======== Extracted data ========

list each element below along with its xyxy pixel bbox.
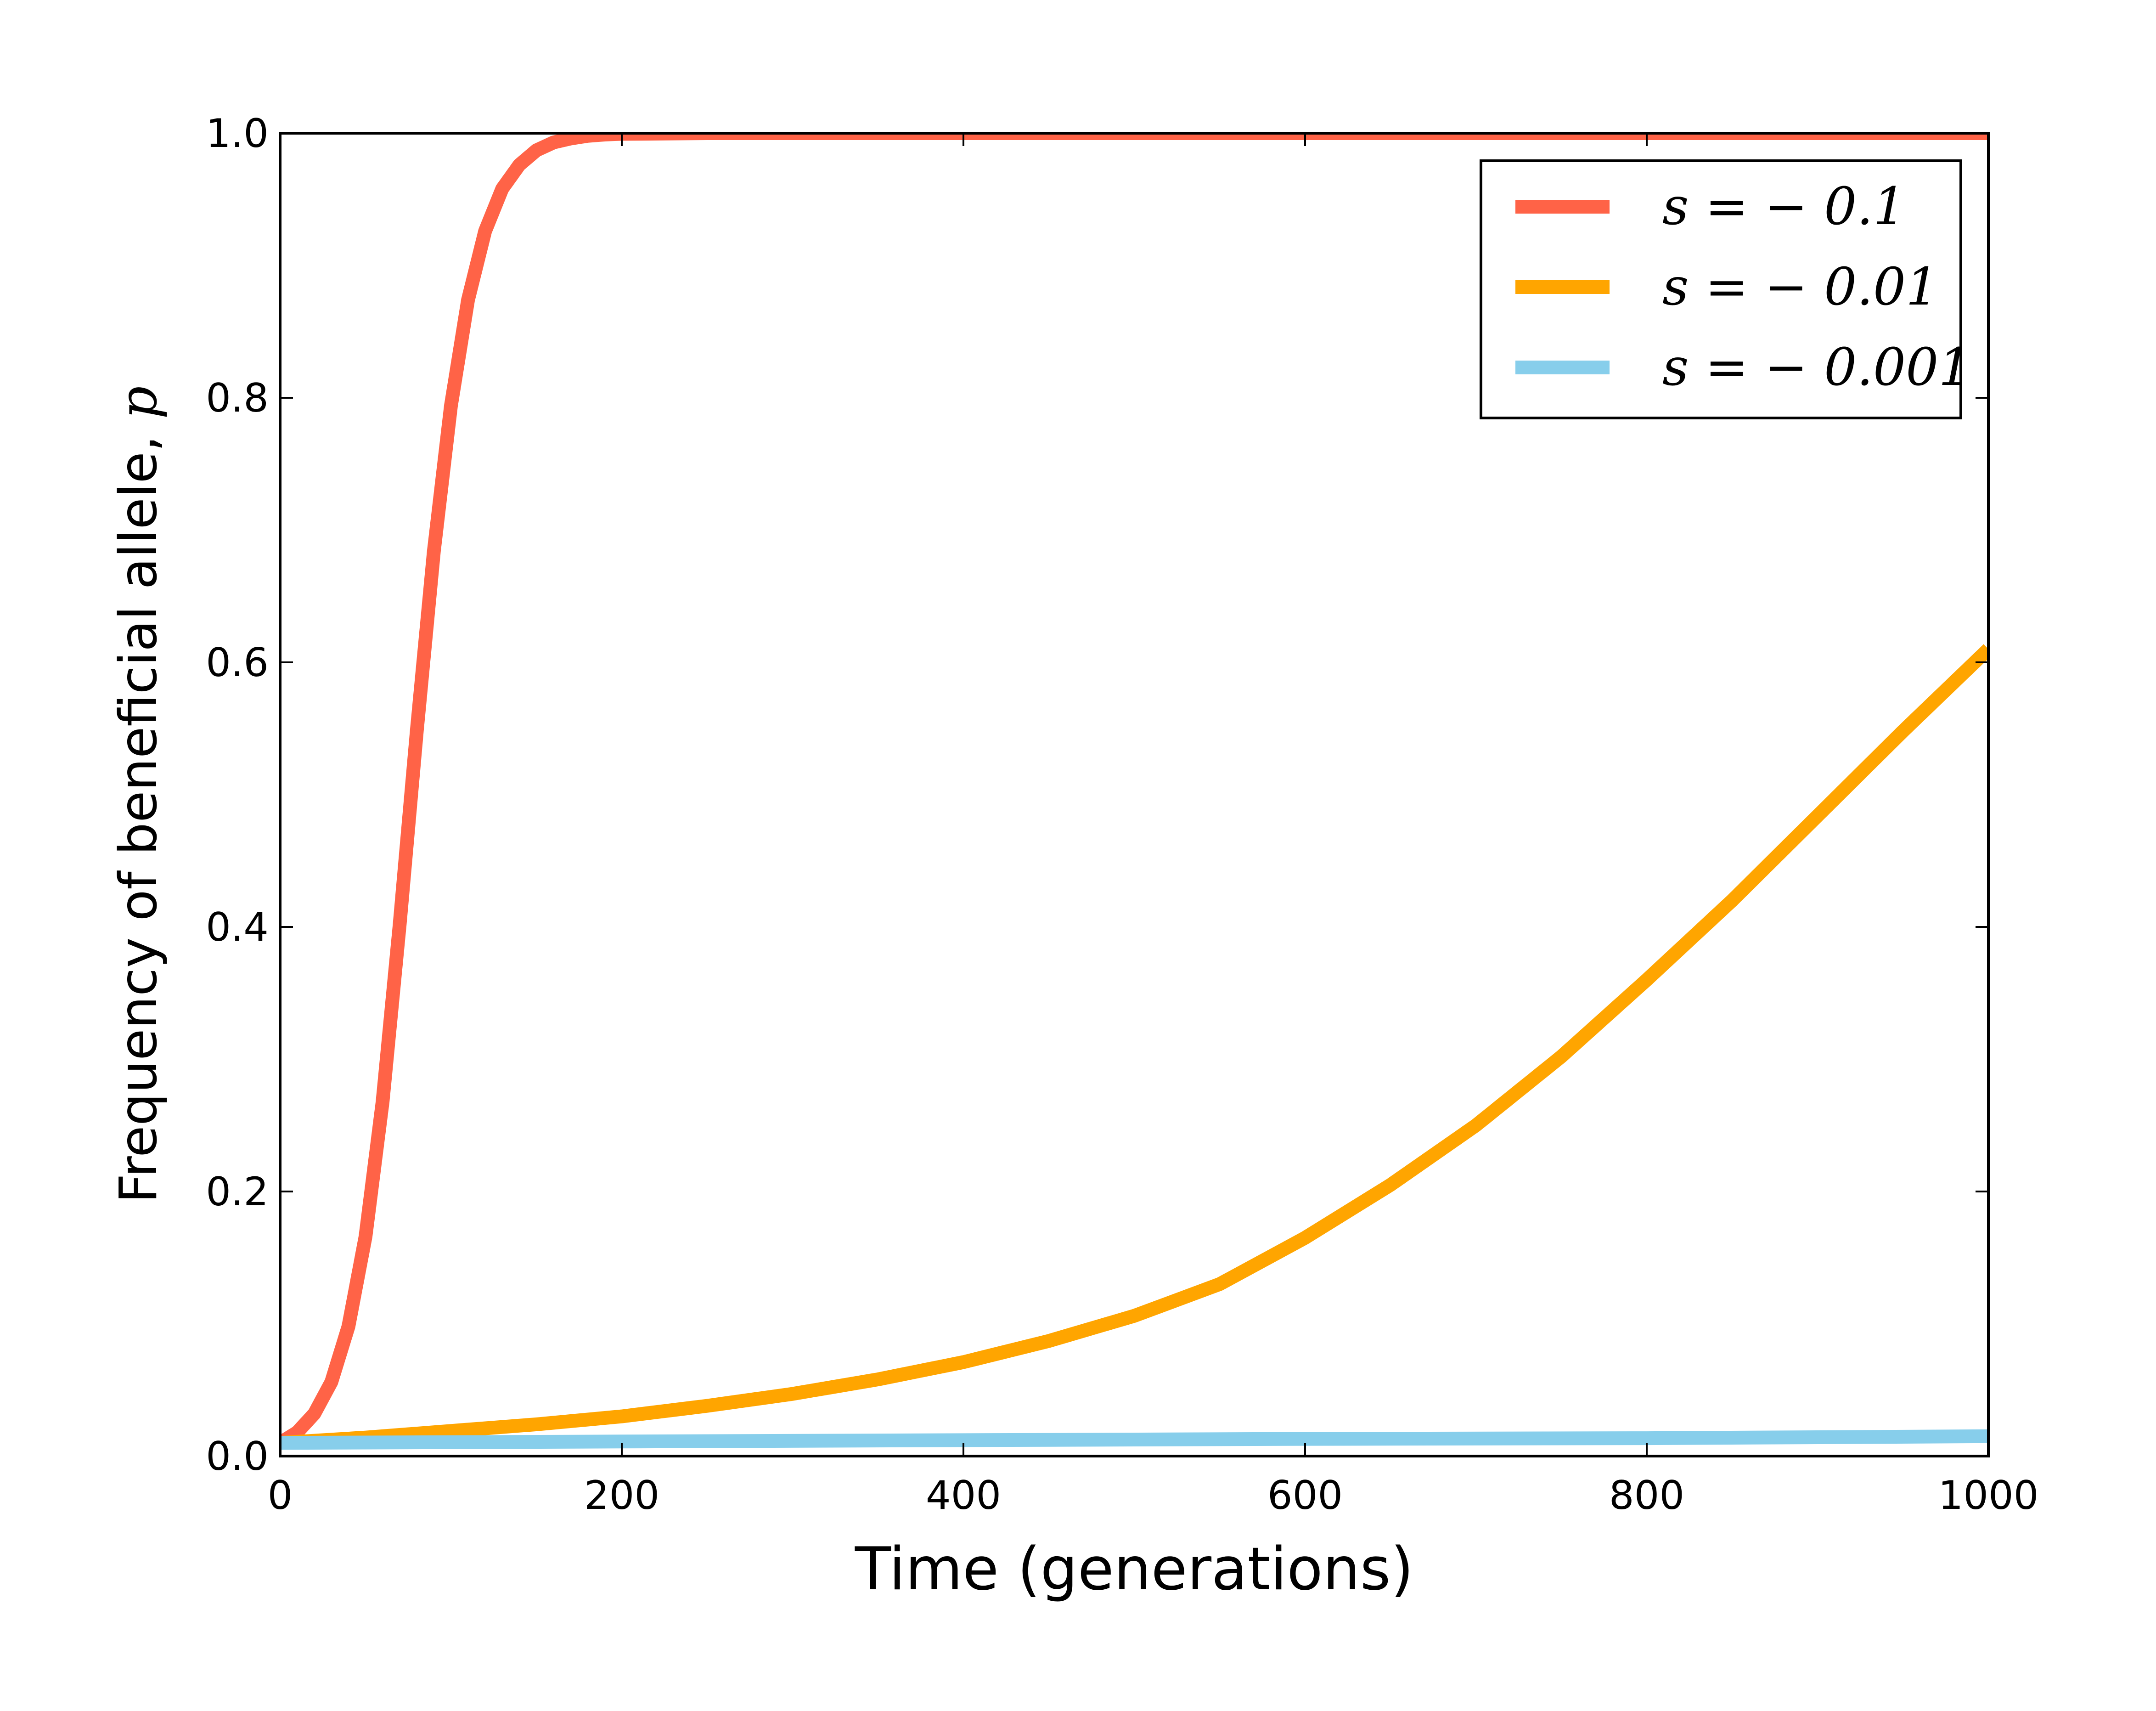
y-tick-label: 0.4 [206,904,269,950]
tick-layer: 0 200 400 600 800 1000 0.0 0.2 0.4 0.6 0.8 1.0 [206,111,2038,1519]
legend-label-0: s = − 0.1 [1662,177,1906,237]
y-tick-label: 0.0 [206,1434,269,1479]
legend-label-1: s = − 0.01 [1662,257,1938,317]
x-tick-label: 200 [584,1473,659,1519]
y-tick-label: 0.6 [206,640,269,686]
x-tick-label: 800 [1609,1473,1684,1519]
legend-label-2: s = − 0.001 [1662,338,1971,397]
legend: s = − 0.1 s = − 0.01 s = − 0.001 [1480,159,1971,419]
series-line-2 [280,1429,1988,1450]
plot-frame [279,132,1990,1457]
x-tick-label: 600 [1267,1473,1343,1519]
x-tick-label: 400 [926,1473,1001,1519]
y-axis-label: Frequency of beneficial allele, p [109,386,169,1203]
series-line-0 [280,133,1988,1449]
y-tick-label: 0.8 [206,375,269,421]
series-line-1 [280,644,1988,1450]
x-tick-label: 0 [268,1473,293,1519]
y-tick-label: 1.0 [206,111,269,157]
x-tick-label: 1000 [1938,1473,2039,1519]
y-axis-label-text: Frequency of beneficial allele, [109,419,169,1203]
series-layer [280,133,1988,1450]
y-axis-label-variable: p [109,386,169,419]
x-axis-label: Time (generations) [855,1535,1414,1604]
y-tick-label: 0.2 [206,1169,269,1215]
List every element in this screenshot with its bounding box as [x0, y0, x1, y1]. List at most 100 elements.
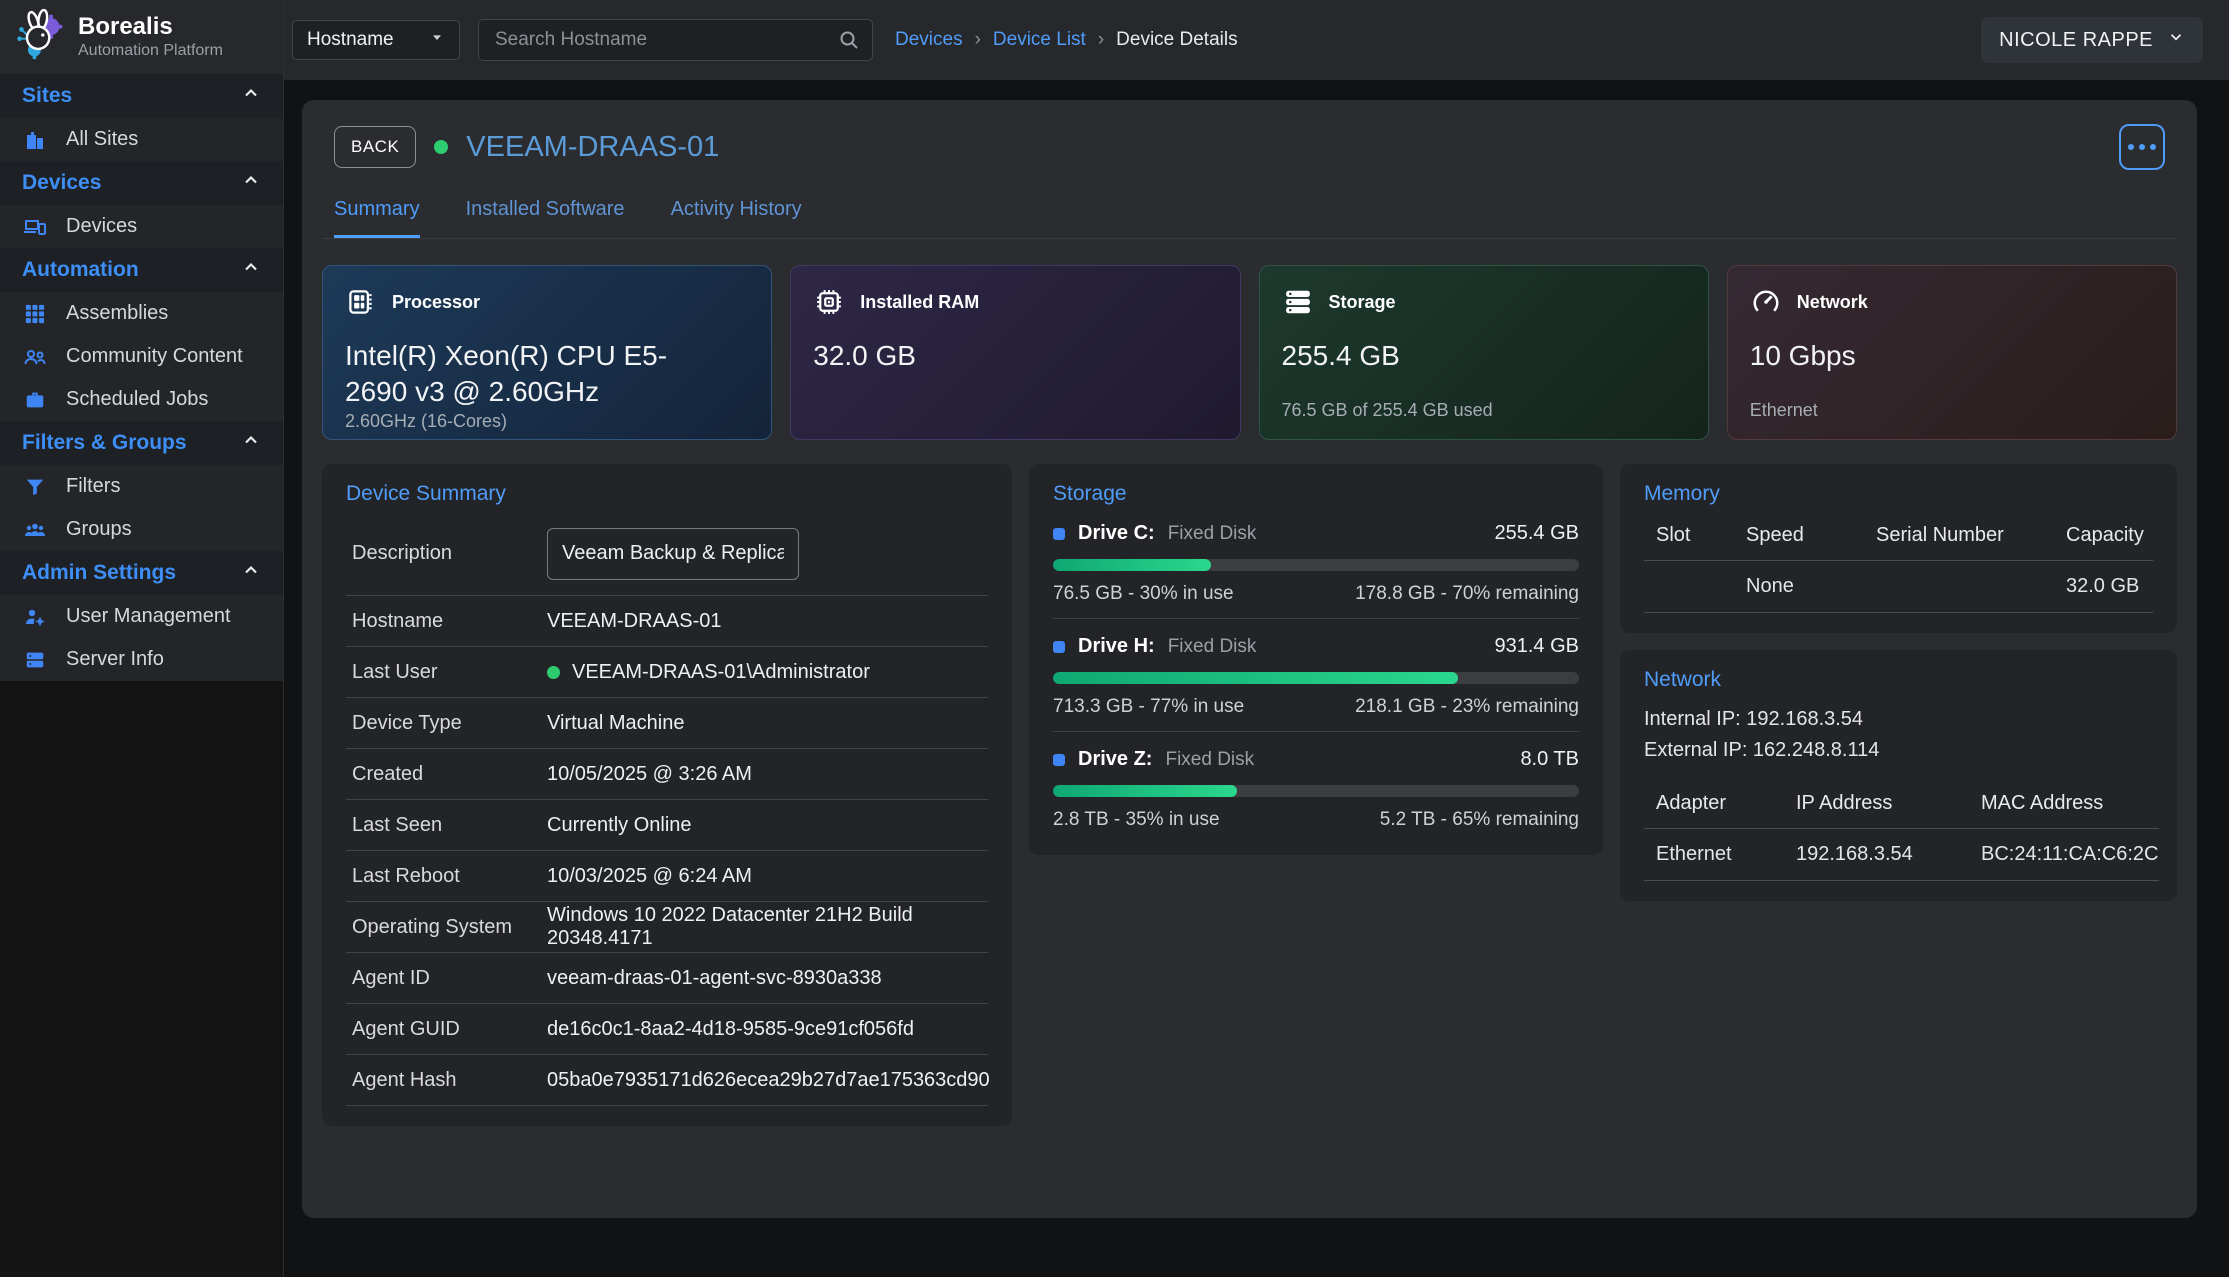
chevron-down-icon — [2167, 28, 2185, 52]
gauge-icon — [1750, 286, 1782, 318]
item-label: Community Content — [66, 345, 243, 367]
online-status-dot — [434, 140, 449, 154]
back-button[interactable]: BACK — [334, 126, 417, 168]
drive-used-text: 2.8 TB - 35% in use — [1053, 809, 1220, 830]
rabbit-gear-logo — [14, 8, 66, 66]
item-label: Filters — [66, 475, 121, 497]
panel-title: Storage — [1053, 482, 1127, 505]
item-label: User Management — [66, 605, 231, 627]
network-card: Network 10 Gbps Ethernet — [1726, 265, 2177, 440]
summary-row-last-seen: Last Seen Currently Online — [346, 800, 988, 851]
search-input[interactable] — [478, 19, 873, 61]
device-tabs: Summary Installed Software Activity Hist… — [322, 170, 2177, 239]
more-actions-button[interactable] — [2119, 124, 2165, 170]
tab-summary[interactable]: Summary — [334, 198, 420, 238]
stat-label: Processor — [392, 291, 481, 312]
sidebar-item-server-info[interactable]: Server Info — [0, 638, 283, 681]
sidebar-section-sites[interactable]: Sites — [0, 74, 283, 118]
grid-icon — [22, 301, 48, 327]
content-area: BACK VEEAM-DRAAS-01 Summary Installed So… — [284, 80, 2229, 1277]
brand: Borealis Automation Platform — [0, 0, 283, 74]
sidebar-item-scheduled-jobs[interactable]: Scheduled Jobs — [0, 378, 283, 421]
stat-subtitle: 2.60GHz (16-Cores) — [345, 410, 508, 431]
drive-usage-bar — [1053, 672, 1579, 684]
panel-title: Memory — [1644, 482, 1720, 505]
section-label: Admin Settings — [22, 561, 177, 584]
memory-cell-capacity: 32.0 GB — [2054, 561, 2153, 613]
drive-free-text: 5.2 TB - 65% remaining — [1379, 809, 1579, 830]
installed-ram-card: Installed RAM 32.0 GB — [790, 265, 1241, 440]
section-label: Devices — [22, 171, 102, 194]
stat-value: Intel(R) Xeon(R) CPU E5-2690 v3 @ 2.60GH… — [345, 340, 668, 408]
sidebar-section-filters-groups[interactable]: Filters & Groups — [0, 421, 283, 465]
summary-row-last-user: Last User VEEAM-DRAAS-01\Administrator — [346, 647, 988, 698]
sidebar-section-admin-settings[interactable]: Admin Settings — [0, 551, 283, 595]
ellipsis-icon — [2139, 144, 2145, 150]
hostname-filter-dropdown[interactable]: Hostname — [292, 20, 460, 60]
drive-usage-bar — [1053, 785, 1579, 797]
breadcrumb-device-details: Device Details — [1116, 29, 1238, 50]
panels-row: Device Summary Description Hostname VEEA… — [322, 464, 2177, 1126]
user-menu[interactable]: NICOLE RAPPE — [1981, 17, 2203, 63]
sidebar-item-filters[interactable]: Filters — [0, 465, 283, 508]
sidebar-section-devices[interactable]: Devices — [0, 161, 283, 205]
description-input[interactable] — [547, 527, 799, 580]
stat-subtitle: Ethernet — [1749, 400, 1818, 420]
stat-subtitle: 76.5 GB of 255.4 GB used — [1281, 400, 1493, 420]
drive-free-text: 178.8 GB - 70% remaining — [1355, 583, 1579, 604]
breadcrumb: Devices › Device List › Device Details — [895, 29, 1238, 51]
sidebar-item-user-management[interactable]: User Management — [0, 595, 283, 638]
sidebar-item-devices[interactable]: Devices — [0, 205, 283, 248]
device-summary-panel: Device Summary Description Hostname VEEA… — [322, 464, 1012, 1126]
section-label: Automation — [22, 258, 139, 281]
sidebar-item-groups[interactable]: Groups — [0, 508, 283, 551]
sidebar-item-all-sites[interactable]: All Sites — [0, 118, 283, 161]
briefcase-icon — [22, 387, 48, 413]
ellipsis-icon — [2128, 144, 2134, 150]
memory-cell-slot — [1644, 561, 1734, 613]
section-label: Sites — [22, 84, 73, 107]
stat-label: Installed RAM — [860, 291, 980, 312]
group-icon — [22, 517, 48, 543]
breadcrumb-device-list[interactable]: Device List — [992, 29, 1086, 50]
summary-row-agent-guid: Agent GUID de16c0c1-8aa2-4d18-9585-9ce91… — [346, 1004, 988, 1055]
network-cell-mac: BC:24:11:CA:C6:2C — [1969, 829, 2159, 881]
chevron-up-icon — [241, 560, 261, 586]
stat-value: 10 Gbps — [1749, 340, 1856, 371]
chevron-up-icon — [241, 257, 261, 283]
summary-row-created: Created 10/05/2025 @ 3:26 AM — [346, 749, 988, 800]
right-column: Memory Slot Speed Serial Number Capacity… — [1620, 464, 2177, 901]
tab-installed-software[interactable]: Installed Software — [465, 198, 625, 220]
topbar: Hostname Devices › Device List › Device … — [284, 0, 2229, 80]
network-cell-ip: 192.168.3.54 — [1784, 829, 1969, 881]
internal-ip: Internal IP: 192.168.3.54 — [1644, 708, 1864, 730]
sidebar-item-assemblies[interactable]: Assemblies — [0, 292, 283, 335]
drive-row-z: Drive Z: Fixed Disk 8.0 TB 2.8 TB - 35% … — [1053, 748, 1579, 830]
sidebar-item-community-content[interactable]: Community Content — [0, 335, 283, 378]
devices-icon — [22, 214, 48, 240]
disk-stack-icon — [1282, 286, 1314, 318]
people-icon — [22, 344, 48, 370]
tab-activity-history[interactable]: Activity History — [670, 198, 802, 220]
sidebar: Borealis Automation Platform Sites All S… — [0, 0, 284, 1277]
panel-title: Device Summary — [346, 482, 506, 505]
chevron-up-icon — [241, 430, 261, 456]
chevron-up-icon — [241, 170, 261, 196]
memory-cell-serial — [1864, 561, 2054, 613]
device-header: BACK VEEAM-DRAAS-01 — [322, 116, 2177, 170]
ellipsis-icon — [2150, 144, 2156, 150]
drive-bullet-icon — [1053, 753, 1065, 766]
server-icon — [22, 647, 48, 673]
sidebar-section-automation[interactable]: Automation — [0, 248, 283, 292]
breadcrumb-devices[interactable]: Devices — [895, 29, 963, 50]
storage-card: Storage 255.4 GB 76.5 GB of 255.4 GB use… — [1258, 265, 1709, 440]
drive-usage-bar — [1053, 559, 1579, 571]
online-status-dot — [547, 665, 560, 679]
item-label: All Sites — [66, 128, 139, 150]
memory-cell-speed: None — [1734, 561, 1864, 613]
summary-row-agent-hash: Agent Hash 05ba0e7935171d626ecea29b27d7a… — [346, 1055, 990, 1106]
stat-label: Storage — [1328, 291, 1396, 312]
brand-name: Borealis — [78, 12, 173, 40]
sidebar-menu: Sites All Sites Devices Devices Automati… — [0, 74, 283, 681]
caret-down-icon — [429, 29, 445, 51]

========

> _Work to be completed_
Set down the lines from the one containing "chevron-down-icon — [2167, 28, 2185, 52]" through the one containing "device-tabs: Summary Installed" exactly as they appear in the records, including both of those lines.

> _Answer to the exercise_
chevron-down-icon — [2167, 28, 2185, 52]
gauge-icon — [1750, 286, 1782, 318]
item-label: Community Content — [66, 345, 243, 367]
online-status-dot — [434, 140, 449, 154]
back-button[interactable]: BACK — [334, 126, 417, 168]
drive-used-text: 2.8 TB - 35% in use — [1053, 809, 1220, 830]
rabbit-gear-logo — [14, 8, 66, 66]
item-label: Filters — [66, 475, 121, 497]
panel-title: Storage — [1053, 482, 1127, 505]
item-label: User Management — [66, 605, 231, 627]
network-card: Network 10 Gbps Ethernet — [1726, 265, 2177, 440]
summary-row-last-seen: Last Seen Currently Online — [346, 800, 988, 851]
search-input[interactable] — [478, 19, 873, 61]
device-tabs: Summary Installed Software Activity Hist… — [322, 170, 2177, 239]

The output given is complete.